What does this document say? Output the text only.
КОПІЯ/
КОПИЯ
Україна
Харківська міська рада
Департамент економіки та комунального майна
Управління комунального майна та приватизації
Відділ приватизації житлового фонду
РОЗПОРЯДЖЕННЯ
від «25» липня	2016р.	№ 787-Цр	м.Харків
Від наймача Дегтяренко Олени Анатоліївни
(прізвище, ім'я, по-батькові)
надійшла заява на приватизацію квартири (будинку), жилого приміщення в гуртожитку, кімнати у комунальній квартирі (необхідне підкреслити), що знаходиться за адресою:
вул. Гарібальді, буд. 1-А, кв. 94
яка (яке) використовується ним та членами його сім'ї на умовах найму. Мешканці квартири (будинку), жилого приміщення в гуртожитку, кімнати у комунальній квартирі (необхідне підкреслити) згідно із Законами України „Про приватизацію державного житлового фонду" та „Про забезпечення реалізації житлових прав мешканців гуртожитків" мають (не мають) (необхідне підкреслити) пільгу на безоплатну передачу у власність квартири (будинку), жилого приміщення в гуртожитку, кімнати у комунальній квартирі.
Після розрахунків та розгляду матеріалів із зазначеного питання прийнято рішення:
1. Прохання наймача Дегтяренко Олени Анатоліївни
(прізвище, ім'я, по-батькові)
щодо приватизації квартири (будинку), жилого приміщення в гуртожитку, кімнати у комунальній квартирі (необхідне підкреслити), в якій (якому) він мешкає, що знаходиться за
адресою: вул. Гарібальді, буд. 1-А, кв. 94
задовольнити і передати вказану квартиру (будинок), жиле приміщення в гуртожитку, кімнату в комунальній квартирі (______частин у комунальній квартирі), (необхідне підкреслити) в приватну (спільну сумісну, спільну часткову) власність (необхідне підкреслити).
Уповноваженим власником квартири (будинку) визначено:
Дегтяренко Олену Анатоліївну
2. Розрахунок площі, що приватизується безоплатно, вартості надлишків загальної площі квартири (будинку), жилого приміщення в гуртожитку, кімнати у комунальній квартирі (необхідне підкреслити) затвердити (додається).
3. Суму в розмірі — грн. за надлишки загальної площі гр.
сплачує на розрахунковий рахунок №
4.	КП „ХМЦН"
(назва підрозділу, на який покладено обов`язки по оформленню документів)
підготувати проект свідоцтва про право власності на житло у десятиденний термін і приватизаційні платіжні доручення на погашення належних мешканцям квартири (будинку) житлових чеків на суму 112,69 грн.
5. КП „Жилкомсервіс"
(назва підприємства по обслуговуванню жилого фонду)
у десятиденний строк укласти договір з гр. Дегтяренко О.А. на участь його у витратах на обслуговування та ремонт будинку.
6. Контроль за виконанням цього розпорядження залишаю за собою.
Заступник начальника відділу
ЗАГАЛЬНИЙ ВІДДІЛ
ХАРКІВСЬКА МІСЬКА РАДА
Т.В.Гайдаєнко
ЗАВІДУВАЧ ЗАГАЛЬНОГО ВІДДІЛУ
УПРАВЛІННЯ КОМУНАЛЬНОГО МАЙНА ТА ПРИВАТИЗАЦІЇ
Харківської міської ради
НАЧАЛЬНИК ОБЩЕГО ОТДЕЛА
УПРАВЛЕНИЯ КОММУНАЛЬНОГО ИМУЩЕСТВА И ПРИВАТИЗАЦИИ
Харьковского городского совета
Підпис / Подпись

● **YOUR TASK**
Keep only the lines that hold the string "площі", and copy them out.

● **COMPLETED TASK**
2. Розрахунок площі, що приватизується безоплатно, вартості надлишків загальної площі квартири (будинку), жилого приміщення в гуртожитку, кімнати у комунальній квартирі (необхідне підкреслити) затвердити (додається).
3. Суму в розмірі — грн. за надлишки загальної площі гр.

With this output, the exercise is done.